■ Aim of the exercise ■
Repeat the listing in full, preserving every character.

****************

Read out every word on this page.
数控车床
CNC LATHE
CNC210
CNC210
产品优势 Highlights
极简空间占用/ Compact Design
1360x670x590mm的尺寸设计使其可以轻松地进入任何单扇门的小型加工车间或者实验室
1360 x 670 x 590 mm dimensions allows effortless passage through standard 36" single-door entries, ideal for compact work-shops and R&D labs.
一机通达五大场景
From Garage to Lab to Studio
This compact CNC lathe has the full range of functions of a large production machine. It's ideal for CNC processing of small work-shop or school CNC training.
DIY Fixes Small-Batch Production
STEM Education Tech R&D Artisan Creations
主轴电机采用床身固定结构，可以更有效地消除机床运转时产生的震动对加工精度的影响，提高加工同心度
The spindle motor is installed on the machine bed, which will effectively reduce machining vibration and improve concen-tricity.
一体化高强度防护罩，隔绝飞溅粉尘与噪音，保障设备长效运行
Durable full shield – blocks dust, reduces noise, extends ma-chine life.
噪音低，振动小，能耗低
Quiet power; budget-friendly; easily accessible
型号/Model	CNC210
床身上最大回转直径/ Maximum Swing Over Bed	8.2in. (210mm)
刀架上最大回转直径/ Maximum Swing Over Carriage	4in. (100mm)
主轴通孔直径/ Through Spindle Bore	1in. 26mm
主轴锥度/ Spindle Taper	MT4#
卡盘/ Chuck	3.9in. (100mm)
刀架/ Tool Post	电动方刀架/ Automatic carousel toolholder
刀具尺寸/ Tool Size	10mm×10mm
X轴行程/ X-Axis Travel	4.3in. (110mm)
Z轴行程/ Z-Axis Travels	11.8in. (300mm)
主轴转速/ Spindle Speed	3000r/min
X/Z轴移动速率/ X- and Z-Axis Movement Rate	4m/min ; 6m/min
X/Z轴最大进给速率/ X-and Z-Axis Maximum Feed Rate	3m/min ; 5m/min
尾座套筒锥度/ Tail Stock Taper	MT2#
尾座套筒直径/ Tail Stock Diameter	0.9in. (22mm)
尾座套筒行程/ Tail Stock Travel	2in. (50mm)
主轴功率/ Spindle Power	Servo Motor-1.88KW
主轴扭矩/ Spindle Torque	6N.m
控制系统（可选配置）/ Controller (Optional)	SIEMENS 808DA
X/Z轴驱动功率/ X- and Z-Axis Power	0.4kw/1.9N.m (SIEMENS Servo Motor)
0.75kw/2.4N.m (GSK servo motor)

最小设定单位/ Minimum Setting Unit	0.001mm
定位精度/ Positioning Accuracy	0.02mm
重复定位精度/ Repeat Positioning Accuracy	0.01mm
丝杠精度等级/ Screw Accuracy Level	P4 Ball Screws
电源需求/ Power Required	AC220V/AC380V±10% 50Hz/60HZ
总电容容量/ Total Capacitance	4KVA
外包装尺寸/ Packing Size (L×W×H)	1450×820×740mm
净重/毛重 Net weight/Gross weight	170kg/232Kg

****************

■ The response ■
Read out every word on this page.
数控车床
CNC LATHE
CNC210
CNC210
产品优势 Highlights
极简空间占用/ Compact Design
1360x670x590mm的尺寸设计使其可以轻松地进入任何单扇门的小型加工车间或者实验室
1360 x 670 x 590 mm dimensions allows effortless passage through standard 36" single-door entries, ideal for compact work-shops and R&D labs.
一机通达五大场景
From Garage to Lab to Studio
This compact CNC lathe has the full range of functions of a large production machine. It's ideal for CNC processing of small work-shop or school CNC training.
DIY Fixes Small-Batch Production
STEM Education Tech R&D Artisan Creations
主轴电机采用床身固定结构，可以更有效地消除机床运转时产生的震动对加工精度的影响，提高加工同心度
The spindle motor is installed on the machine bed, which will effectively reduce machining vibration and improve concen-tricity.
一体化高强度防护罩，隔绝飞溅粉尘与噪音，保障设备长效运行
Durable full shield – blocks dust, reduces noise, extends ma-chine life.
噪音低，振动小，能耗低
Quiet power; budget-friendly; easily accessible
型号/Model	CNC210
床身上最大回转直径/ Maximum Swing Over Bed	8.2in. (210mm)
刀架上最大回转直径/ Maximum Swing Over Carriage	4in. (100mm)
主轴通孔直径/ Through Spindle Bore	1in. 26mm
主轴锥度/ Spindle Taper	MT4#
卡盘/ Chuck	3.9in. (100mm)
刀架/ Tool Post	电动方刀架/ Automatic carousel toolholder
刀具尺寸/ Tool Size	10mm×10mm
X轴行程/ X-Axis Travel	4.3in. (110mm)
Z轴行程/ Z-Axis Travels	11.8in. (300mm)
主轴转速/ Spindle Speed	3000r/min
X/Z轴移动速率/ X- and Z-Axis Movement Rate	4m/min ; 6m/min
X/Z轴最大进给速率/ X-and Z-Axis Maximum Feed Rate	3m/min ; 5m/min
尾座套筒锥度/ Tail Stock Taper	MT2#
尾座套筒直径/ Tail Stock Diameter	0.9in. (22mm)
尾座套筒行程/ Tail Stock Travel	2in. (50mm)
主轴功率/ Spindle Power	Servo Motor-1.88KW
主轴扭矩/ Spindle Torque	6N.m
控制系统（可选配置）/ Controller (Optional)	SIEMENS 808DA
X/Z轴驱动功率/ X- and Z-Axis Power	0.4kw/1.9N.m (SIEMENS Servo Motor)
0.75kw/2.4N.m (GSK servo motor)

最小设定单位/ Minimum Setting Unit	0.001mm
定位精度/ Positioning Accuracy	0.02mm
重复定位精度/ Repeat Positioning Accuracy	0.01mm
丝杠精度等级/ Screw Accuracy Level	P4 Ball Screws
电源需求/ Power Required	AC220V/AC380V±10% 50Hz/60HZ
总电容容量/ Total Capacitance	4KVA
外包装尺寸/ Packing Size (L×W×H)	1450×820×740mm
净重/毛重 Net weight/Gross weight	170kg/232Kg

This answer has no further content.